- Objective
Repeat the material exactly as it appears.

- Record excerpts
━━━━━━━━━━
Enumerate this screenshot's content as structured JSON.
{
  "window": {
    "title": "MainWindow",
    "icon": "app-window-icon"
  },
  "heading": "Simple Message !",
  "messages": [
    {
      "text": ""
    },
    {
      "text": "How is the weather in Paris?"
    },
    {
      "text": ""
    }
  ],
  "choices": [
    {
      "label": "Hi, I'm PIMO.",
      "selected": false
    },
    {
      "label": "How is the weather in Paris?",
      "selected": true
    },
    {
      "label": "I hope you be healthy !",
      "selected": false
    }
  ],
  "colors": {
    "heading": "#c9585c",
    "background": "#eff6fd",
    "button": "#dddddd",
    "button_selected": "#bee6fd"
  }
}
━━━━━━━━━━
- Exercise response
Enumerate this screenshot's content as structured JSON.
{
  "window": {
    "title": "MainWindow",
    "icon": "app-window-icon"
  },
  "heading": "Simple Message !",
  "messages": [
    {
      "text": ""
    },
    {
      "text": "How is the weather in Paris?"
    },
    {
      "text": ""
    }
  ],
  "choices": [
    {
      "label": "Hi, I'm PIMO.",
      "selected": false
    },
    {
      "label": "How is the weather in Paris?",
      "selected": true
    },
    {
      "label": "I hope you be healthy !",
      "selected": false
    }
  ],
  "colors": {
    "heading": "#c9585c",
    "background": "#eff6fd",
    "button": "#dddddd",
    "button_selected": "#bee6fd"
  }
}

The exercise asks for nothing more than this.